• [To do] Print out the entries below with no edits.

• [Provided data]
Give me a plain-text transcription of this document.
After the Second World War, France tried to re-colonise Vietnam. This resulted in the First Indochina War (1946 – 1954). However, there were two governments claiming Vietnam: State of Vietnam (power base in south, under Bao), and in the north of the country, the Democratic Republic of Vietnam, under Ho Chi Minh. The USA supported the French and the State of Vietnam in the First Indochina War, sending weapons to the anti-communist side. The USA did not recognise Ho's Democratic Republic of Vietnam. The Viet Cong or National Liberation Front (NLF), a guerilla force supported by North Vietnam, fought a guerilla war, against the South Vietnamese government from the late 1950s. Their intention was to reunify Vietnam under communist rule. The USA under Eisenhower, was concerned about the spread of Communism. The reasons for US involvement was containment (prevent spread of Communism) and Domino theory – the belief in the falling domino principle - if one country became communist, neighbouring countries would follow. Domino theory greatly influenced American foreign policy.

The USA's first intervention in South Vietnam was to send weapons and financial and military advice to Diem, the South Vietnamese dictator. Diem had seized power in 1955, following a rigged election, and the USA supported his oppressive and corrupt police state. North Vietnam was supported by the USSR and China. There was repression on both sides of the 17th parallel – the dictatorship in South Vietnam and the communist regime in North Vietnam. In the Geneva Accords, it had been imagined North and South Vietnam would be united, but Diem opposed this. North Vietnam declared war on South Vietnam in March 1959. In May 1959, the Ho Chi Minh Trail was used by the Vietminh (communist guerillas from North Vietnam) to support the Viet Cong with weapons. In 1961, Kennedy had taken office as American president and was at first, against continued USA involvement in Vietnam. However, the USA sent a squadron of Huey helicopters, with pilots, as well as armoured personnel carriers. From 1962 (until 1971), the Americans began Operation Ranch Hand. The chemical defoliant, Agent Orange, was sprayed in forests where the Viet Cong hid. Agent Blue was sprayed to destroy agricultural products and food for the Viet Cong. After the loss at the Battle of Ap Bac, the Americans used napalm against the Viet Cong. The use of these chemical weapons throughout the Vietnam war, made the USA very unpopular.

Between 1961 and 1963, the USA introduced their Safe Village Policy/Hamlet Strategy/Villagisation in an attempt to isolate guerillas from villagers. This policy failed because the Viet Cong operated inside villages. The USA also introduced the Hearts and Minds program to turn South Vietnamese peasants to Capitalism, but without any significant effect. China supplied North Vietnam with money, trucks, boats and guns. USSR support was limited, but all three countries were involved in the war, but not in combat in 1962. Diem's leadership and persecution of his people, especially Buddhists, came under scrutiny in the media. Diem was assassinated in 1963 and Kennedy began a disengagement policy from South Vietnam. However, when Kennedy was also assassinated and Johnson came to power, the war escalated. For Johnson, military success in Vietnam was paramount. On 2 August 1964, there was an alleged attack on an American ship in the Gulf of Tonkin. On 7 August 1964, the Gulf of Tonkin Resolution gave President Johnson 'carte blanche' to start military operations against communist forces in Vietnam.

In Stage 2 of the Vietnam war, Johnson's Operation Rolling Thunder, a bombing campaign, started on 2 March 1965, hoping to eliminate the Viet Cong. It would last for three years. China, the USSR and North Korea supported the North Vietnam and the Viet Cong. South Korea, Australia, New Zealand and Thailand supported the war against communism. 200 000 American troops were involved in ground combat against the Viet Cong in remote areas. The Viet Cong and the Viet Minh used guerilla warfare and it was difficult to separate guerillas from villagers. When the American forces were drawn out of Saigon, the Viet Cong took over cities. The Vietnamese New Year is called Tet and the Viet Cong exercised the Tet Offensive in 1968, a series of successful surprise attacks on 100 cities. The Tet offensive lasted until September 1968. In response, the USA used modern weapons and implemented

• [Full solution]
Give me a plain-text transcription of this document.
After the Second World War, France tried to re-colonise Vietnam. This resulted in the First Indochina War (1946 – 1954). However, there were two governments claiming Vietnam: State of Vietnam (power base in south, under Bao), and in the north of the country, the Democratic Republic of Vietnam, under Ho Chi Minh. The USA supported the French and the State of Vietnam in the First Indochina War, sending weapons to the anti-communist side. The USA did not recognise Ho's Democratic Republic of Vietnam. The Viet Cong or National Liberation Front (NLF), a guerilla force supported by North Vietnam, fought a guerilla war, against the South Vietnamese government from the late 1950s. Their intention was to reunify Vietnam under communist rule. The USA under Eisenhower, was concerned about the spread of Communism. The reasons for US involvement was containment (prevent spread of Communism) and Domino theory – the belief in the falling domino principle - if one country became communist, neighbouring countries would follow. Domino theory greatly influenced American foreign policy.

The USA's first intervention in South Vietnam was to send weapons and financial and military advice to Diem, the South Vietnamese dictator. Diem had seized power in 1955, following a rigged election, and the USA supported his oppressive and corrupt police state. North Vietnam was supported by the USSR and China. There was repression on both sides of the 17th parallel – the dictatorship in South Vietnam and the communist regime in North Vietnam. In the Geneva Accords, it had been imagined North and South Vietnam would be united, but Diem opposed this. North Vietnam declared war on South Vietnam in March 1959. In May 1959, the Ho Chi Minh Trail was used by the Vietminh (communist guerillas from North Vietnam) to support the Viet Cong with weapons. In 1961, Kennedy had taken office as American president and was at first, against continued USA involvement in Vietnam. However, the USA sent a squadron of Huey helicopters, with pilots, as well as armoured personnel carriers. From 1962 (until 1971), the Americans began Operation Ranch Hand. The chemical defoliant, Agent Orange, was sprayed in forests where the Viet Cong hid. Agent Blue was sprayed to destroy agricultural products and food for the Viet Cong. After the loss at the Battle of Ap Bac, the Americans used napalm against the Viet Cong. The use of these chemical weapons throughout the Vietnam war, made the USA very unpopular.

Between 1961 and 1963, the USA introduced their Safe Village Policy/Hamlet Strategy/Villagisation in an attempt to isolate guerillas from villagers. This policy failed because the Viet Cong operated inside villages. The USA also introduced the Hearts and Minds program to turn South Vietnamese peasants to Capitalism, but without any significant effect. China supplied North Vietnam with money, trucks, boats and guns. USSR support was limited, but all three countries were involved in the war, but not in combat in 1962. Diem's leadership and persecution of his people, especially Buddhists, came under scrutiny in the media. Diem was assassinated in 1963 and Kennedy began a disengagement policy from South Vietnam. However, when Kennedy was also assassinated and Johnson came to power, the war escalated. For Johnson, military success in Vietnam was paramount. On 2 August 1964, there was an alleged attack on an American ship in the Gulf of Tonkin. On 7 August 1964, the Gulf of Tonkin Resolution gave President Johnson 'carte blanche' to start military operations against communist forces in Vietnam.

In Stage 2 of the Vietnam war, Johnson's Operation Rolling Thunder, a bombing campaign, started on 2 March 1965, hoping to eliminate the Viet Cong. It would last for three years. China, the USSR and North Korea supported the North Vietnam and the Viet Cong. South Korea, Australia, New Zealand and Thailand supported the war against communism. 200 000 American troops were involved in ground combat against the Viet Cong in remote areas. The Viet Cong and the Viet Minh used guerilla warfare and it was difficult to separate guerillas from villagers. When the American forces were drawn out of Saigon, the Viet Cong took over cities. The Vietnamese New Year is called Tet and the Viet Cong exercised the Tet Offensive in 1968, a series of successful surprise attacks on 100 cities. The Tet offensive lasted until September 1968. In response, the USA used modern weapons and implemented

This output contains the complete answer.